"""

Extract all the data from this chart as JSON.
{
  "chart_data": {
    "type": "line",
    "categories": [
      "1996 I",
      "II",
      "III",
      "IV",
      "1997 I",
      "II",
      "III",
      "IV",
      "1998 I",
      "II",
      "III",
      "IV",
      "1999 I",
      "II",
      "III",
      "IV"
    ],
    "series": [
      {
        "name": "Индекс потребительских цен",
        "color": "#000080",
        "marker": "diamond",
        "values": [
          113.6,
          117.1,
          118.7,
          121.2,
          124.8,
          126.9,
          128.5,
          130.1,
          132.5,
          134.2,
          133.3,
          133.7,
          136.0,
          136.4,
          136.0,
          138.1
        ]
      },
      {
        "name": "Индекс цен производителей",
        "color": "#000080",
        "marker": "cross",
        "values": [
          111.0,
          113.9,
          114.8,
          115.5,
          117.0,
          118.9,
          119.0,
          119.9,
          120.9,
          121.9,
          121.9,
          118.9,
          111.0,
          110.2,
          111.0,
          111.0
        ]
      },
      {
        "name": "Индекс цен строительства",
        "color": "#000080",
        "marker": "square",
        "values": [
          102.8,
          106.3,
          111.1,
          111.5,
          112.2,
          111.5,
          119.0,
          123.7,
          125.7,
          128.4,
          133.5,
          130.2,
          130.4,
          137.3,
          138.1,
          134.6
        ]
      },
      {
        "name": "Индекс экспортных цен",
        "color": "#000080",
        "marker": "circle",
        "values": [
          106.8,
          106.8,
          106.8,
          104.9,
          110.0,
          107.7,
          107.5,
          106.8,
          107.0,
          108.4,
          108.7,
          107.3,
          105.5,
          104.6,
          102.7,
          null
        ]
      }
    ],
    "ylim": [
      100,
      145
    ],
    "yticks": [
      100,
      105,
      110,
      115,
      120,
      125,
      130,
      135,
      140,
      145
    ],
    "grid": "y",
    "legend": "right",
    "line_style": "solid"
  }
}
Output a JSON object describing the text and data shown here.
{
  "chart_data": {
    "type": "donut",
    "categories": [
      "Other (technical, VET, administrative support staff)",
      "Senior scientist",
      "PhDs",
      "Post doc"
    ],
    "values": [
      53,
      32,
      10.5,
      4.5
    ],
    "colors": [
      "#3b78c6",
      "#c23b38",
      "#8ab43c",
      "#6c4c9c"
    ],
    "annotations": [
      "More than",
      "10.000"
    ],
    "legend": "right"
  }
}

"""

● What to work on
Starting at the line that contains "Output a JSON", output each remaining line of the listing, the last line included, exactly as it appears.

● Expected answer
Output a JSON object describing the text and data shown here.
{
  "chart_data": {
    "type": "donut",
    "categories": [
      "Other (technical, VET, administrative support staff)",
      "Senior scientist",
      "PhDs",
      "Post doc"
    ],
    "values": [
      53,
      32,
      10.5,
      4.5
    ],
    "colors": [
      "#3b78c6",
      "#c23b38",
      "#8ab43c",
      "#6c4c9c"
    ],
    "annotations": [
      "More than",
      "10.000"
    ],
    "legend": "right"
  }
}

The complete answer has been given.